┌────────
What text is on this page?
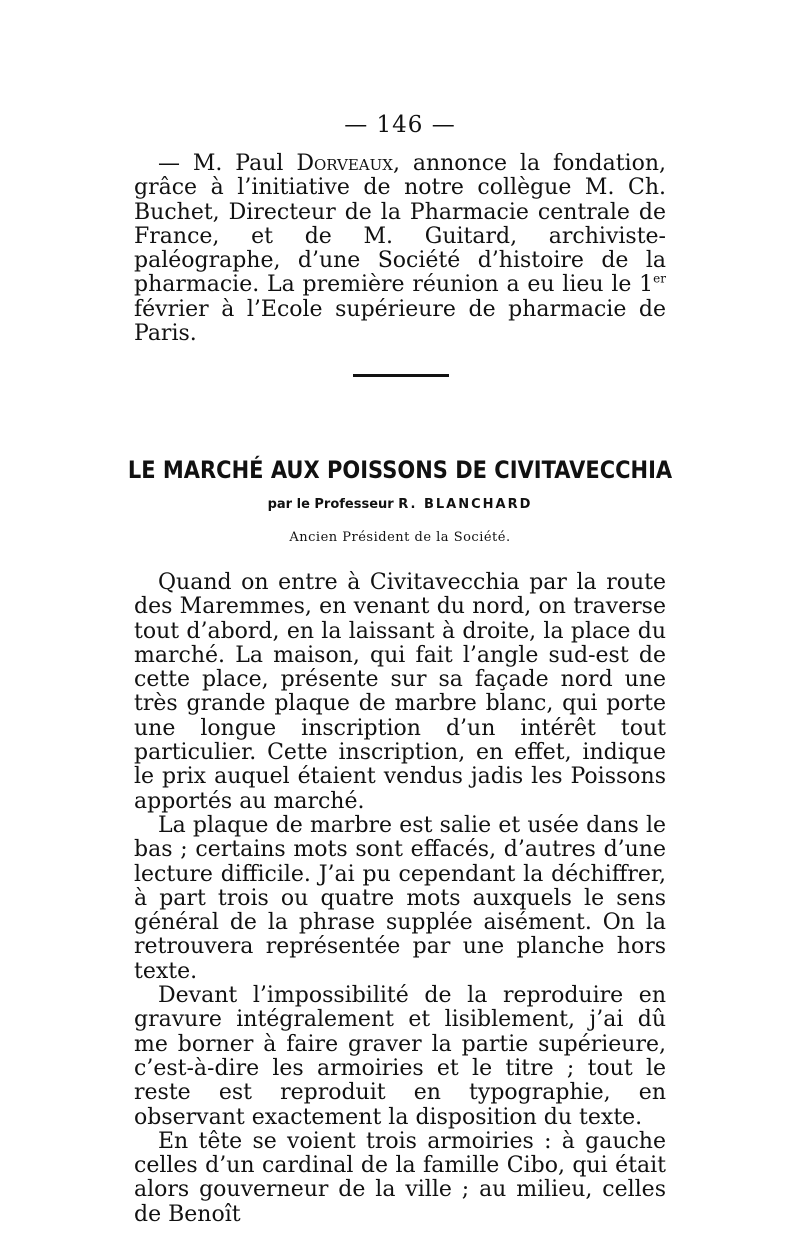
— 146 —

— M. Paul Dorveaux, annonce la fondation, grâce à l’initiative de notre collègue M. Ch. Buchet, Directeur de la Pharmacie centrale de France, et de M. Guitard, archiviste-paléographe, d’une Société d’histoire de la pharmacie. La première réunion a eu lieu le 1er février à l’Ecole supérieure de pharmacie de Paris.

LE MARCHÉ AUX POISSONS DE CIVITAVECCHIA
par le Professeur R. BLANCHARD
Ancien Président de la Société.

Quand on entre à Civitavecchia par la route des Maremmes, en venant du nord, on traverse tout d’abord, en la laissant à droite, la place du marché. La maison, qui fait l’angle sud-est de cette place, présente sur sa façade nord une très grande plaque de marbre blanc, qui porte une longue inscription d’un intérêt tout particulier. Cette inscription, en effet, indique le prix auquel étaient vendus jadis les Poissons apportés au marché.

La plaque de marbre est salie et usée dans le bas ; certains mots sont effacés, d’autres d’une lecture difficile. J’ai pu cependant la déchiffrer, à part trois ou quatre mots auxquels le sens général de la phrase supplée aisément. On la retrouvera représentée par une planche hors texte.

Devant l’impossibilité de la reproduire en gravure intégralement et lisiblement, j’ai dû me borner à faire graver la partie supérieure, c’est-à-dire les armoiries et le titre ; tout le reste est reproduit en typographie, en observant exactement la disposition du texte.

En tête se voient trois armoiries : à gauche celles d’un cardinal de la famille Cibo, qui était alors gouverneur de la ville ; au milieu, celles de Benoît
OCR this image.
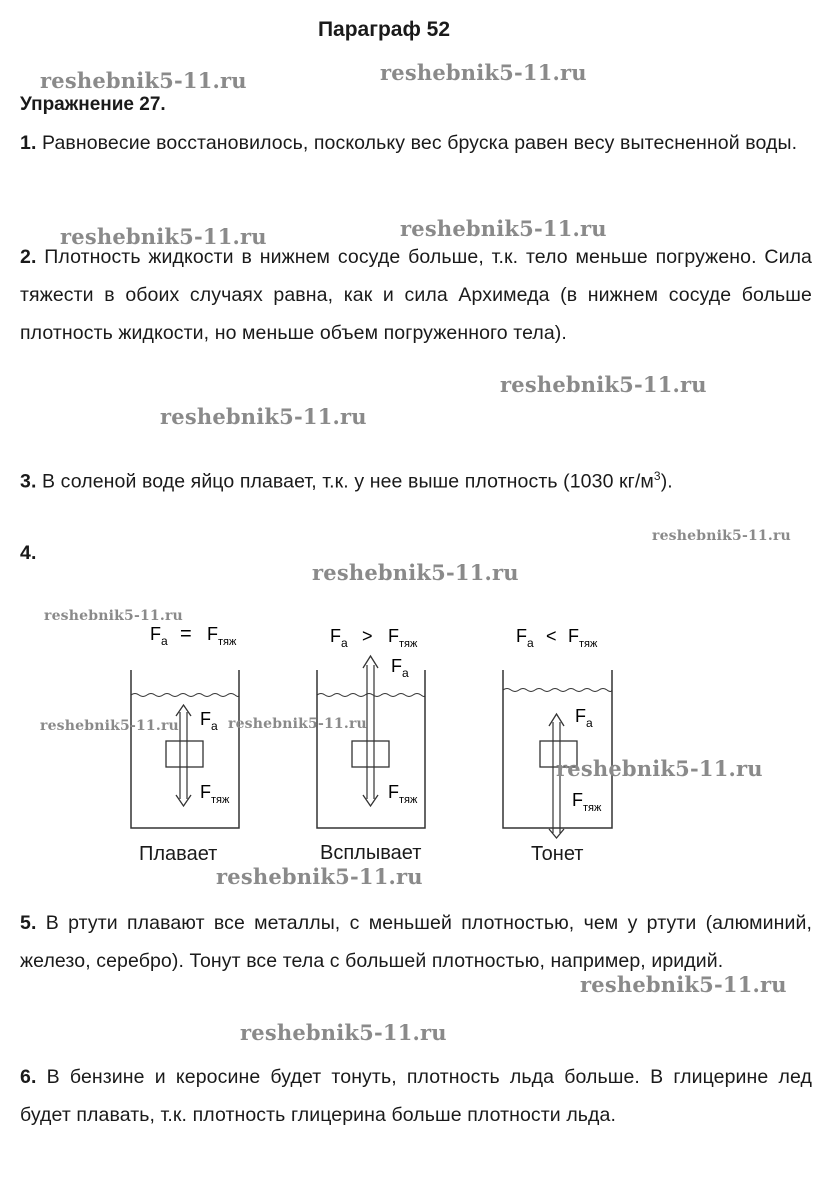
Параграф 52
Упражнение 27.
1. Равновесие восстановилось, поскольку вес бруска равен весу вытесненной воды.
2. Плотность жидкости в нижнем сосуде больше, т.к. тело меньше погружено. Сила тяжести в обоих случаях равна, как и сила Архимеда (в нижнем сосуде больше плотность жидкости, но меньше объем погруженного тела).
3. В соленой воде яйцо плавает, т.к. у нее выше плотность (1030 $кг/м^3$).
4.
$F_a = F_{тяж}$
$F_a$
$F_{тяж}$
$F_a > F_{тяж}$
$F_a$
$F_{тяж}$
$F_a < F_{тяж}$
$F_a$
$F_{тяж}$
Плавает	Всплывает	Тонет
5. В ртути плавают все металлы, с меньшей плотностью, чем у ртути (алюминий, железо, серебро). Тонут все тела с большей плотностью, например, иридий.
6. В бензине и керосине будет тонуть, плотность льда больше. В глицерине лед будет плавать, т.к. плотность глицерина больше плотности льда.
reshebnik5-11.ru	reshebnik5-11.ru
reshebnik5-11.ru	reshebnik5-11.ru
reshebnik5-11.ru
reshebnik5-11.ru
reshebnik5-11.ru
reshebnik5-11.ru
reshebnik5-11.ru
reshebnik5-11.ru	reshebnik5-11.ru
reshebnik5-11.ru
reshebnik5-11.ru
reshebnik5-11.ru
reshebnik5-11.ru
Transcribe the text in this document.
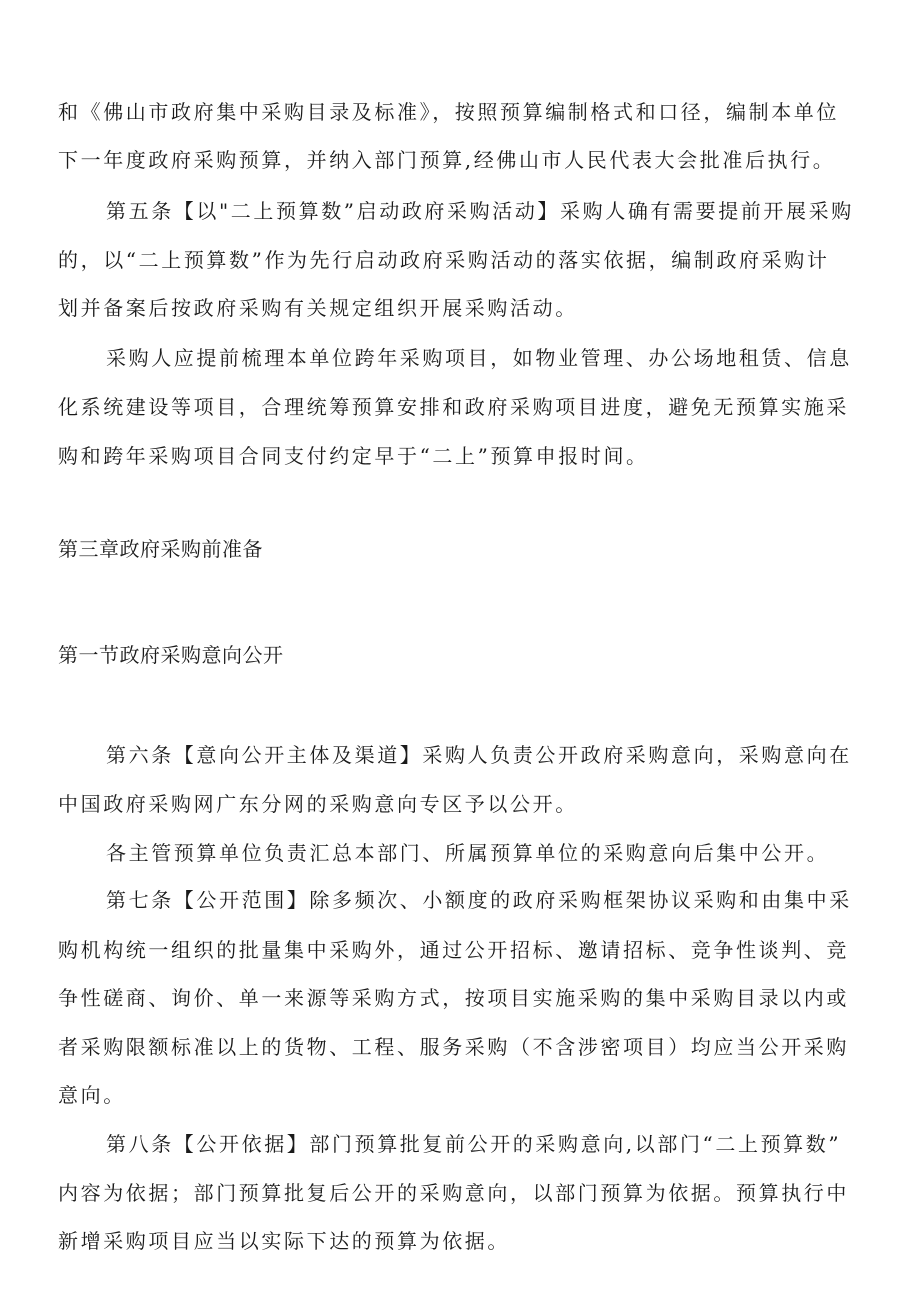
和《佛山市政府集中采购目录及标准》，按照预算编制格式和口径，编制本单位
下一年度政府采购预算，并纳入部门预算,经佛山市人民代表大会批准后执行。
第五条【以"二上预算数”启动政府采购活动】采购人确有需要提前开展采购
的，以“二上预算数”作为先行启动政府采购活动的落实依据，编制政府采购计
划并备案后按政府采购有关规定组织开展采购活动。
采购人应提前梳理本单位跨年采购项目，如物业管理、办公场地租赁、信息
化系统建设等项目，合理统筹预算安排和政府采购项目进度，避免无预算实施采
购和跨年采购项目合同支付约定早于“二上”预算申报时间。
第三章政府采购前准备
第一节政府采购意向公开
第六条【意向公开主体及渠道】采购人负责公开政府采购意向，采购意向在
中国政府采购网广东分网的采购意向专区予以公开。
各主管预算单位负责汇总本部门、所属预算单位的采购意向后集中公开。
第七条【公开范围】除多频次、小额度的政府采购框架协议采购和由集中采
购机构统一组织的批量集中采购外，通过公开招标、邀请招标、竞争性谈判、竞
争性磋商、询价、单一来源等采购方式，按项目实施采购的集中采购目录以内或
者采购限额标准以上的货物、工程、服务采购（不含涉密项目）均应当公开采购
意向。
第八条【公开依据】部门预算批复前公开的采购意向,以部门“二上预算数”
内容为依据；部门预算批复后公开的采购意向，以部门预算为依据。预算执行中
新增采购项目应当以实际下达的预算为依据。
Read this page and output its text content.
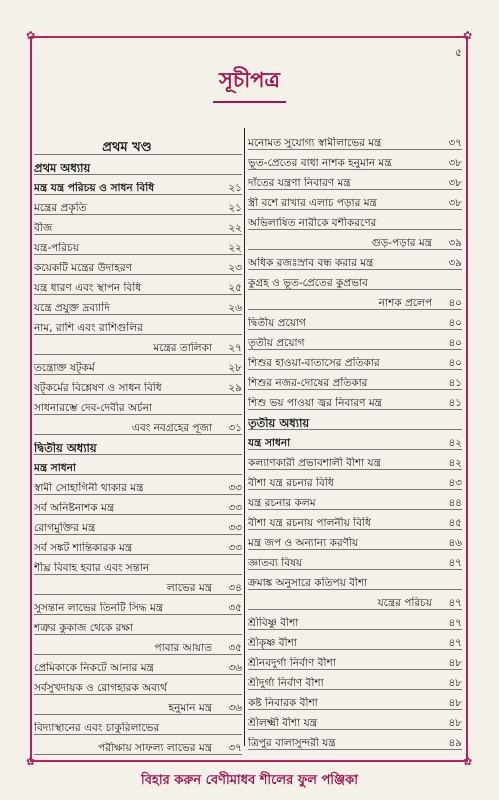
✿	✿
✿	✿
৫
সূচীপত্র
প্রথম খণ্ড
প্রথম অধ্যায়
মন্ত্র যন্ত্র পরিচয় ও সাধন বিধি	২১
মন্ত্রের প্রকৃতি	২১
বীজ	২২
যন্ত্র-পরিচয়	২২
কয়েকটি মন্ত্রের উদাহরণ	২৩
যন্ত্র ধারণ এবং স্থাপন বিধি	২৫
যন্ত্রে প্রযুক্ত দ্রব্যাদি	২৬
নাম, রাশি এবং রাশিগুলির
মন্ত্রের তালিকা	২৭
তন্ত্রোক্ত ষট্‌কর্ম	২৮
ষট্‌কর্মের বিশ্লেষণ ও সাধন বিধি	২৯
সাধনারম্ভে দেব-দেবীর অর্চনা
এবং নবগ্রহের পূজা	৩১
দ্বিতীয় অধ্যায়
মন্ত্র সাধনা
স্বামী সোহাগিনী থাকার মন্ত্র	৩৩
সর্ব অনিষ্টনাশক মন্ত্র	৩৩
রোগমুক্তির মন্ত্র	৩৩
সর্ব সঙ্কট শান্তিকারক মন্ত্র	৩৩
শীঘ্র বিবাহ হবার এবং সন্তান
লাভের মন্ত্র	৩৪
সুসন্তান লাভের তিনটি সিদ্ধ মন্ত্র	৩৫
শত্রুর কুকাজ থেকে রক্ষা
পাবার আয়াত	৩৫
প্রেমিকাকে নিকটে আনার মন্ত্র	৩৬
সর্বসুখদায়ক ও রোগহারক অব্যর্থ
হনুমান মন্ত্র	৩৬
বিদ্যাস্থানের এবং চাকুরিলাভের
পরীক্ষায় সাফল্য লাভের মন্ত্র	৩৭
মনোমত সুযোগ্য স্বামীলাভের মন্ত্র	৩৭
ভূত-প্রেতের বাধা নাশক হনুমান মন্ত্র	৩৮
দাঁতের যন্ত্রণা নিবারণ মন্ত্র	৩৮
স্ত্রী বশে রাখার এলাচ পড়ার মন্ত্র	৩৮
অভিলাষিত নারীকে বশীকরণের
গুড়-পড়ার মন্ত্র	৩৯
অধিক রজঃস্রাব বন্ধ করার মন্ত্র	৩৯
কুগ্রহ ও ভূত-প্রেতের কুপ্রভাব
নাশক প্রলেপ	৪০
দ্বিতীয় প্রয়োগ	৪০
তৃতীয় প্রয়োগ	৪০
শিশুর হাওয়া-বাতাসের প্রতিকার	৪০
শিশুর নজর-দোষের প্রতিকার	৪১
শিশু ভয় পাওয়া জ্বর নিবারণ মন্ত্র	৪১
তৃতীয় অধ্যায়
যন্ত্র সাধনা	৪২
কল্যাণকারী প্রভাবশালী বীশা যন্ত্র	৪২
বীশা যন্ত্র রচনার বিধি	৪৩
যন্ত্র রচনার কলম	৪৪
বীশা যন্ত্র রচনায় পালনীয় বিধি	৪৫
মন্ত্র জপ ও অন্যান্য করণীয়	৪৬
জ্ঞাতব্য বিষয়	৪৭
ক্রমাঙ্ক অনুসারে কতিপয় বীশা
যন্ত্রের পরিচয়	৪৭
শ্রীবিষ্ণু বীশা	৪৭
শ্রীকৃষ্ণ বীশা	৪৭
শ্রীনবদুর্গা নির্বাণ বীশা	৪৮
শ্রীদুর্গা নির্বাণ বীশা	৪৮
কষ্ট নিবারক বীশা	৪৮
শ্রীলক্ষ্মী বীশা যন্ত্র	৪৮
ত্রিপুর বালাসুন্দরী যন্ত্র	৪৯
বিহার করুন বেণীমাধব শীলের ফুল পঞ্জিকা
└────────
## Task:
Search the listing for the string "Société". Copy each line where it turns up.

## Written response:
— M. Paul Dorveaux, annonce la fondation, grâce à l’initiative de notre collègue M. Ch. Buchet, Directeur de la Pharmacie centrale de France, et de M. Guitard, archiviste-paléographe, d’une Société d’histoire de la pharmacie. La première réunion a eu lieu le 1er février à l’Ecole supérieure de pharmacie de Paris.
Ancien Président de la Société.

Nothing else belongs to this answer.